SHORT EXERCISE: Scan the listing below. Report each line that includes "title".

────────

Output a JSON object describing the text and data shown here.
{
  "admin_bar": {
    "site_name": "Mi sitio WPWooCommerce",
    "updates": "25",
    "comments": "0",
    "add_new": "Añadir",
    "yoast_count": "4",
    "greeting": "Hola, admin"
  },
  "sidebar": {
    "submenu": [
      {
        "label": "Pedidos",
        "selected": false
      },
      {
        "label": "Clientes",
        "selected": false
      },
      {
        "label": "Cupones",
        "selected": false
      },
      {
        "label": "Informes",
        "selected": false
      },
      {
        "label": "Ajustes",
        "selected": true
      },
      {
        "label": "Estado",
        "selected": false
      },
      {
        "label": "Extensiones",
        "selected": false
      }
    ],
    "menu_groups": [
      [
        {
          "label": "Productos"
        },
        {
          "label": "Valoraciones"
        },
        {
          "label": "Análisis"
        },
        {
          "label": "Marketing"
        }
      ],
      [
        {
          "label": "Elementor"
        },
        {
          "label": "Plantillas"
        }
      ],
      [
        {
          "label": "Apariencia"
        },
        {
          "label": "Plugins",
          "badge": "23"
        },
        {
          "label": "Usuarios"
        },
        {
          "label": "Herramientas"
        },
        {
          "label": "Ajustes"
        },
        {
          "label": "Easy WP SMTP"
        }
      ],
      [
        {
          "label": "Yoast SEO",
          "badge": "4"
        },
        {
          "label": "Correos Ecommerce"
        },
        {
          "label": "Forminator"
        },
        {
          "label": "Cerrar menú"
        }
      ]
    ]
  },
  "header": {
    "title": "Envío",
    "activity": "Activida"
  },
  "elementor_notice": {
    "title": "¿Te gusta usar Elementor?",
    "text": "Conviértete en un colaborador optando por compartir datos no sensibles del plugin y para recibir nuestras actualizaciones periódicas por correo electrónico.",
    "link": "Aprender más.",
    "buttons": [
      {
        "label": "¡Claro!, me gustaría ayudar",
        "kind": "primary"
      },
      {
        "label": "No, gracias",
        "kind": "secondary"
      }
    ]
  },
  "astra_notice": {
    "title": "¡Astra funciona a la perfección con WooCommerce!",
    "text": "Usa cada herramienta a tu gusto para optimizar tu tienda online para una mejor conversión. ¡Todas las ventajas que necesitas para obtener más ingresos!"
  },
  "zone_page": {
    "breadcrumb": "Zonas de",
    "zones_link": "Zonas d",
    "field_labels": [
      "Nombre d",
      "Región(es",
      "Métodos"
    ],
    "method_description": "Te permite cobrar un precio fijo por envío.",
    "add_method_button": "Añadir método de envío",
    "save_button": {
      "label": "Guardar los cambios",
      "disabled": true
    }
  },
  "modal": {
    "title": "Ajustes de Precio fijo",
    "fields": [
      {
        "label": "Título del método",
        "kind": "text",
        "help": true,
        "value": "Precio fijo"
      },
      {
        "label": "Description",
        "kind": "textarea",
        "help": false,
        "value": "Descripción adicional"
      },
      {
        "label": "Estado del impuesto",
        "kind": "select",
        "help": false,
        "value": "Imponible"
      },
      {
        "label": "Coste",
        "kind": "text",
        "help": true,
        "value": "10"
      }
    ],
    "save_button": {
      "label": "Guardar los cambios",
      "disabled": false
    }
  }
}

────────

RESULT OF THIS EXERCISE:
    "title": "Envío",
    "title": "¿Te gusta usar Elementor?",
    "title": "¡Astra funciona a la perfección con WooCommerce!",
    "title": "Ajustes de Precio fijo",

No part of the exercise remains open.